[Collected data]
────────────────

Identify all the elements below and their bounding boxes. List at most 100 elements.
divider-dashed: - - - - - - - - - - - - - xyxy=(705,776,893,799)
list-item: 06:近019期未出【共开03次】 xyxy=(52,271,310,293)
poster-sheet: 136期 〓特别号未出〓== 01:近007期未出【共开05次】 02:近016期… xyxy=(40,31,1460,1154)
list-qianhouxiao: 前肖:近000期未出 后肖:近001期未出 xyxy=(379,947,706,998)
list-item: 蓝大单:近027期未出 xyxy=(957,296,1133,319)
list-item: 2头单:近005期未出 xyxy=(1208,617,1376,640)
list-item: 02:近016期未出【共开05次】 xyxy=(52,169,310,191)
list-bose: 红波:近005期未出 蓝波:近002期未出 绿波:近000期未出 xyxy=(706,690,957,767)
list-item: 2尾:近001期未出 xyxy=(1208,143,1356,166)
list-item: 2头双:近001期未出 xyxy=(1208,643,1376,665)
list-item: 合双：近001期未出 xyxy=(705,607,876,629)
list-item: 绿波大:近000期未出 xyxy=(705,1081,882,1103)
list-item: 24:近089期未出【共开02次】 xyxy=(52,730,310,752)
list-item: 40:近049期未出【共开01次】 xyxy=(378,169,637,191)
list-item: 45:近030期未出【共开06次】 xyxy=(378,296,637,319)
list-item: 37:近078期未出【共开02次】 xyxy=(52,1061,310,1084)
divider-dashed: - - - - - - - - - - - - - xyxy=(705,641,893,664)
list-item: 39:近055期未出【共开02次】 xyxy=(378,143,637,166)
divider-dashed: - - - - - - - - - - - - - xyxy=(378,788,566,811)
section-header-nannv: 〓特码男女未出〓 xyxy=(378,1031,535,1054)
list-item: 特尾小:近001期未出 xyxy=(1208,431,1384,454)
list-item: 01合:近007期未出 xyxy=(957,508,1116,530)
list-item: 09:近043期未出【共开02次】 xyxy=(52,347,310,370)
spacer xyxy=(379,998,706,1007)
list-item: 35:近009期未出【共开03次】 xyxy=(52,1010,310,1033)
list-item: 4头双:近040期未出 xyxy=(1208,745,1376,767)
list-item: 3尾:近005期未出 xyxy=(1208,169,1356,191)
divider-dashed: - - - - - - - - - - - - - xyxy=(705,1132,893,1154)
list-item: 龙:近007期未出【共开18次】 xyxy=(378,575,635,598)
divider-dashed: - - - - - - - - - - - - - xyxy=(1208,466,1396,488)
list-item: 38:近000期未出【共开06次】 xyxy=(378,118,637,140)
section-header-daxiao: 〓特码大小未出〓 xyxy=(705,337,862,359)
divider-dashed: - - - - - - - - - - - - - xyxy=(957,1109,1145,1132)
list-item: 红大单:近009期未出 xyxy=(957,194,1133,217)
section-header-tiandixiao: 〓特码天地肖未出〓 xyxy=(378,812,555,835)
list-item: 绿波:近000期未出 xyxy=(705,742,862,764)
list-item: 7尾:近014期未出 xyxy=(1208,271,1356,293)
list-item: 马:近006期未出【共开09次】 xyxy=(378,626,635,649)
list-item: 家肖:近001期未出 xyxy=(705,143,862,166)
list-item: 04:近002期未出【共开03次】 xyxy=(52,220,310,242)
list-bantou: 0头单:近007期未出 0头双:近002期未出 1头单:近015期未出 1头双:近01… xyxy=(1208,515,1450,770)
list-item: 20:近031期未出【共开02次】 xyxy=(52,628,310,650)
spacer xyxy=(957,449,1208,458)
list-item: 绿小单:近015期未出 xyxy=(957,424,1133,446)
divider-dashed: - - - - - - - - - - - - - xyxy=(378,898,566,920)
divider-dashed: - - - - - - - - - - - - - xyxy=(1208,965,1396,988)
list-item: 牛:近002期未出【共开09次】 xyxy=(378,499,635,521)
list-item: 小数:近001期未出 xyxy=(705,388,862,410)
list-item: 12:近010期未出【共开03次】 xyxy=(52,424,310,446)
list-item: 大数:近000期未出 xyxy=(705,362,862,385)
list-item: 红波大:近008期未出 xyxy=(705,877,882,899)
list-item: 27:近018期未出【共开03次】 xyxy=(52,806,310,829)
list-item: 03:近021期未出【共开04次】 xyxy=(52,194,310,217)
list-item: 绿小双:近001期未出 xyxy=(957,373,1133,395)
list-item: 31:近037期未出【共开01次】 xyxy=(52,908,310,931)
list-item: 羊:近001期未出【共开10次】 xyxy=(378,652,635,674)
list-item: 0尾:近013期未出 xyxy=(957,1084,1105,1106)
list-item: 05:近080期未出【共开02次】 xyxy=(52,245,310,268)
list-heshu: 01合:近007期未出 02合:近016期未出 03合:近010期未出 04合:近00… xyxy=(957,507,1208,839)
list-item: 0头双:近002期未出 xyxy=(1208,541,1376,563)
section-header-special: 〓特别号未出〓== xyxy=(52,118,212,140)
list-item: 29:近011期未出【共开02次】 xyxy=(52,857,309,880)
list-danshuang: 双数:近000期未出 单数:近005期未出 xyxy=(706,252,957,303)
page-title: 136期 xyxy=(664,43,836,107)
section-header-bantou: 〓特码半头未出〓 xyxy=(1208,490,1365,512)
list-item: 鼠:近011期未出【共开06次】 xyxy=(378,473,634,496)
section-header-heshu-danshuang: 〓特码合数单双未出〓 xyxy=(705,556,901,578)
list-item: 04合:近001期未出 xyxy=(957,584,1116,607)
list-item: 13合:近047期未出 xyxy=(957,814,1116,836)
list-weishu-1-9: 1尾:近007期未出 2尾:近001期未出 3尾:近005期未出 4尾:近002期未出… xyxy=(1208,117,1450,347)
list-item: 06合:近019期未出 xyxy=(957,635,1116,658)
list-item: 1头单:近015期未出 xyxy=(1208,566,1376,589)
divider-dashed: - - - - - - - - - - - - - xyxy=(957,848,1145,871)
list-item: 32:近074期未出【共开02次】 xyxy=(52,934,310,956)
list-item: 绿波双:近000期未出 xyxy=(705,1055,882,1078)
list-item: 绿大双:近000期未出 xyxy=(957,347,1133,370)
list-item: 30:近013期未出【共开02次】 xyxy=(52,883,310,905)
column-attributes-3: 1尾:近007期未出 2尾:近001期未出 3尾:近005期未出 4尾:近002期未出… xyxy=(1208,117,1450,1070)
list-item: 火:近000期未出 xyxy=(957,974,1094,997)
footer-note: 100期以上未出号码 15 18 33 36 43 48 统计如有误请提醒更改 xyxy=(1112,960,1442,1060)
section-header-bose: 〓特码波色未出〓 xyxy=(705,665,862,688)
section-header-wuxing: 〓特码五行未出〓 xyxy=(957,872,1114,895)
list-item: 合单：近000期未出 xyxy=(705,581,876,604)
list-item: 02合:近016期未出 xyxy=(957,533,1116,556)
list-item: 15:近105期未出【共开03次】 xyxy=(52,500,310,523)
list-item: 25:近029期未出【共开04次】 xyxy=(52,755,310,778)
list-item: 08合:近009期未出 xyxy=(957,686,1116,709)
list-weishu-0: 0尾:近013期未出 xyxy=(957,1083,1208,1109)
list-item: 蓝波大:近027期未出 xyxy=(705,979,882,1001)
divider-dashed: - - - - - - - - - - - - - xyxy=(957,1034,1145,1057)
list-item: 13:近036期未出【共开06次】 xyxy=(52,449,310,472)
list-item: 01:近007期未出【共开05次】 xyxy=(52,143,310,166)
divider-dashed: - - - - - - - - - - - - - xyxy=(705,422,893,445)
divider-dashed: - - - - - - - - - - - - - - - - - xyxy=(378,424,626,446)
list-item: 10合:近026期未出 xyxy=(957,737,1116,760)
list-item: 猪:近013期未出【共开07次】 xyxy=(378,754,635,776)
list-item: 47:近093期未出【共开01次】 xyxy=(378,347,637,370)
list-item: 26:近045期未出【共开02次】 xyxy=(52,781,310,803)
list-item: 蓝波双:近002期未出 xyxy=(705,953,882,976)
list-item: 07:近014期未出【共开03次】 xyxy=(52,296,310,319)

────────────────

EXERCISE OBJECTIVE:
Rewrite the stretch from the start of the entries through the line containing "list-item: 02:近016期未出【共开05次】 xyxy=(52,169,310,191)", replacing "list-item" with "list-row" and leaving everything else unchanged.

ANSWER TO THE PROBLEM:
Identify all the elements below and their bounding boxes. List at most 100 elements.
divider-dashed: - - - - - - - - - - - - - xyxy=(705,776,893,799)
list-row: 06:近019期未出【共开03次】 xyxy=(52,271,310,293)
poster-sheet: 136期 〓特别号未出〓== 01:近007期未出【共开05次】 02:近016期… xyxy=(40,31,1460,1154)
list-qianhouxiao: 前肖:近000期未出 后肖:近001期未出 xyxy=(379,947,706,998)
list-row: 蓝大单:近027期未出 xyxy=(957,296,1133,319)
list-row: 2头单:近005期未出 xyxy=(1208,617,1376,640)
list-row: 02:近016期未出【共开05次】 xyxy=(52,169,310,191)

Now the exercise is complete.